DATA SUPPLIED
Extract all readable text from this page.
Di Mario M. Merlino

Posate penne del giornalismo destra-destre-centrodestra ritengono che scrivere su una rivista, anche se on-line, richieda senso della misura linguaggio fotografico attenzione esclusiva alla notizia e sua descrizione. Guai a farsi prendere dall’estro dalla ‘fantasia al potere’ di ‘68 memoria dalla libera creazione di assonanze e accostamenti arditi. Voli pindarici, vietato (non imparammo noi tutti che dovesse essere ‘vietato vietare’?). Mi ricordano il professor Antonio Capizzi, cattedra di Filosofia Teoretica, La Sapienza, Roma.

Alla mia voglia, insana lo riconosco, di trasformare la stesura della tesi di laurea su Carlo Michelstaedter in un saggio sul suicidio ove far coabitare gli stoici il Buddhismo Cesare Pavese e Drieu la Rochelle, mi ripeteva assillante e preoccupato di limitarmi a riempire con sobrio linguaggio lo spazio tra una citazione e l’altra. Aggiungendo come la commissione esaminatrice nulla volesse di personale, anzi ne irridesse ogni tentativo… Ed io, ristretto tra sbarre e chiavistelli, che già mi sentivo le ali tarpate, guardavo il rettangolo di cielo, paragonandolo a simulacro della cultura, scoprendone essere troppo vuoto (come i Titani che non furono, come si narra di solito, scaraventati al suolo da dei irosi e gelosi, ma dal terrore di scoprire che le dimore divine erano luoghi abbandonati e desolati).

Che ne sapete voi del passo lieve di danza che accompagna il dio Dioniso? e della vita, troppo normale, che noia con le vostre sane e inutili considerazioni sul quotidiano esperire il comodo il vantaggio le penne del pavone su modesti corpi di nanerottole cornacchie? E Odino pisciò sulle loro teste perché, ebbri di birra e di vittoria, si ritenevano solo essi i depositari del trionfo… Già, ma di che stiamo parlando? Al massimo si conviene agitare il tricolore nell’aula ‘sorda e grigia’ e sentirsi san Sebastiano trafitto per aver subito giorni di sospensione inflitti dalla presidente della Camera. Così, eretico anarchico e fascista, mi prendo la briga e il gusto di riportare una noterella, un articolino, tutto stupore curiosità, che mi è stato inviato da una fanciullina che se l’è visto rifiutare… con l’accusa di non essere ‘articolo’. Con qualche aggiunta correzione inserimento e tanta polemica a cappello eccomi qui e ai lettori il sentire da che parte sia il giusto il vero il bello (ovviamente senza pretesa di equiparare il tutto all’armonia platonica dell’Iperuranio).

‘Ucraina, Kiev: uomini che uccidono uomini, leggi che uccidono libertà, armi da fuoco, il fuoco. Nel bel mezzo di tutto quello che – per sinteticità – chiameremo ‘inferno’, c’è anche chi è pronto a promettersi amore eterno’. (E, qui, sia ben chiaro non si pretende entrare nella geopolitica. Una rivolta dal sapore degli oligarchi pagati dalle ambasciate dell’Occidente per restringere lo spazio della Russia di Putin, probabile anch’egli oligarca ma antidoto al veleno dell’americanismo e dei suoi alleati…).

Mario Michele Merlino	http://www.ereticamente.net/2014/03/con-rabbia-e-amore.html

YOUR TASK
Say how many lines in the records contain the string "Merlino", and say nothing else.

OUTPUT FOR THIS TASK
2